Extracted data entries
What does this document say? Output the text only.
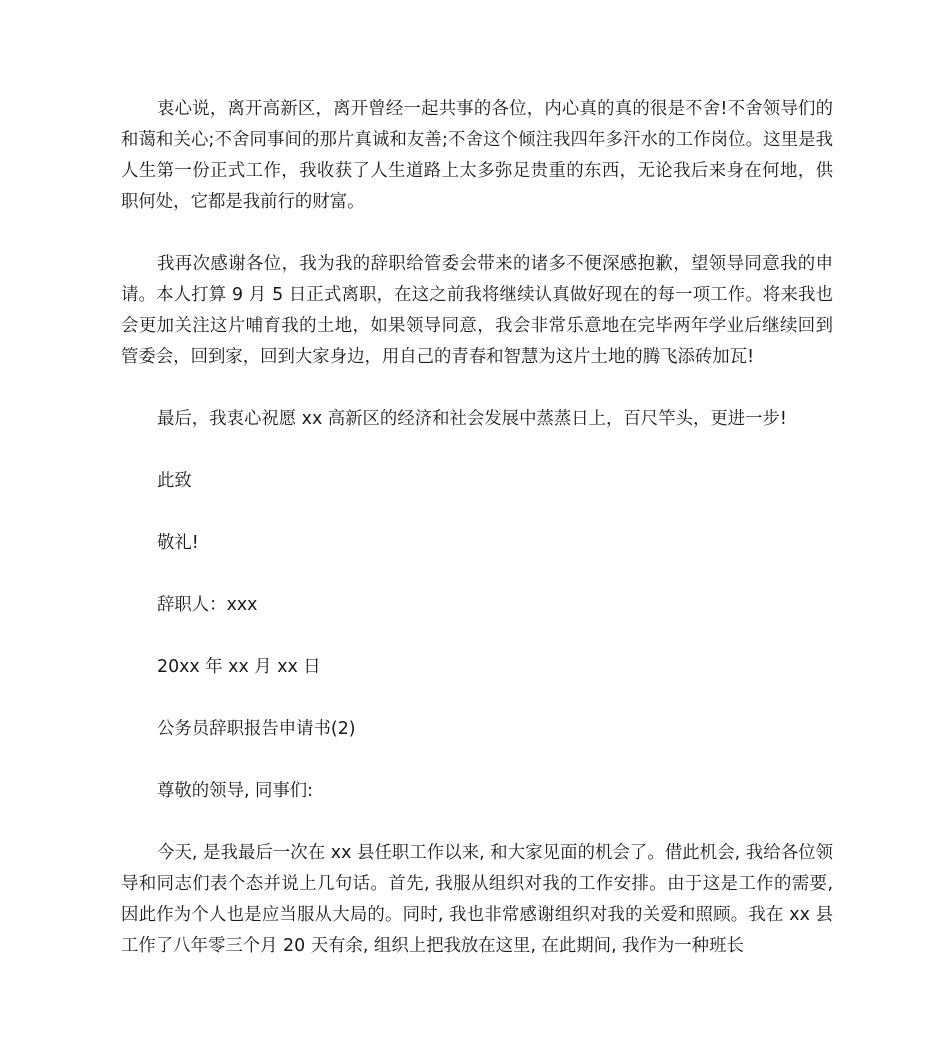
衷心说，离开高新区，离开曾经一起共事的各位，内心真的真的很是不舍!不舍领导们的和蔼和关心;不舍同事间的那片真诚和友善;不舍这个倾注我四年多汗水的工作岗位。这里是我人生第一份正式工作，我收获了人生道路上太多弥足贵重的东西，无论我后来身在何地，供职何处，它都是我前行的财富。

我再次感谢各位，我为我的辞职给管委会带来的诸多不便深感抱歉，望领导同意我的申请。本人打算 9 月 5 日正式离职，在这之前我将继续认真做好现在的每一项工作。将来我也会更加关注这片哺育我的土地，如果领导同意，我会非常乐意地在完毕两年学业后继续回到管委会，回到家，回到大家身边，用自己的青春和智慧为这片土地的腾飞添砖加瓦!

最后，我衷心祝愿 xx 高新区的经济和社会发展中蒸蒸日上，百尺竿头，更进一步!

此致

敬礼!

辞职人：xxx

20xx 年 xx 月 xx 日

公务员辞职报告申请书(2)

尊敬的领导, 同事们:

今天, 是我最后一次在 xx 县任职工作以来, 和大家见面的机会了。借此机会, 我给各位领导和同志们表个态并说上几句话。首先, 我服从组织对我的工作安排。由于这是工作的需要, 因此作为个人也是应当服从大局的。同时, 我也非常感谢组织对我的关爱和照顾。我在 xx 县工作了八年零三个月 20 天有余, 组织上把我放在这里, 在此期间, 我作为一种班长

Problem to solve
Quote the preceding records in their entirety, excluding every picture.

Written response
What does this document say? Output the text only.
衷心说，离开高新区，离开曾经一起共事的各位，内心真的真的很是不舍!不舍领导们的和蔼和关心;不舍同事间的那片真诚和友善;不舍这个倾注我四年多汗水的工作岗位。这里是我人生第一份正式工作，我收获了人生道路上太多弥足贵重的东西，无论我后来身在何地，供职何处，它都是我前行的财富。

我再次感谢各位，我为我的辞职给管委会带来的诸多不便深感抱歉，望领导同意我的申请。本人打算 9 月 5 日正式离职，在这之前我将继续认真做好现在的每一项工作。将来我也会更加关注这片哺育我的土地，如果领导同意，我会非常乐意地在完毕两年学业后继续回到管委会，回到家，回到大家身边，用自己的青春和智慧为这片土地的腾飞添砖加瓦!

最后，我衷心祝愿 xx 高新区的经济和社会发展中蒸蒸日上，百尺竿头，更进一步!

此致

敬礼!

辞职人：xxx

20xx 年 xx 月 xx 日

公务员辞职报告申请书(2)

尊敬的领导, 同事们:

今天, 是我最后一次在 xx 县任职工作以来, 和大家见面的机会了。借此机会, 我给各位领导和同志们表个态并说上几句话。首先, 我服从组织对我的工作安排。由于这是工作的需要, 因此作为个人也是应当服从大局的。同时, 我也非常感谢组织对我的关爱和照顾。我在 xx 县工作了八年零三个月 20 天有余, 组织上把我放在这里, 在此期间, 我作为一种班长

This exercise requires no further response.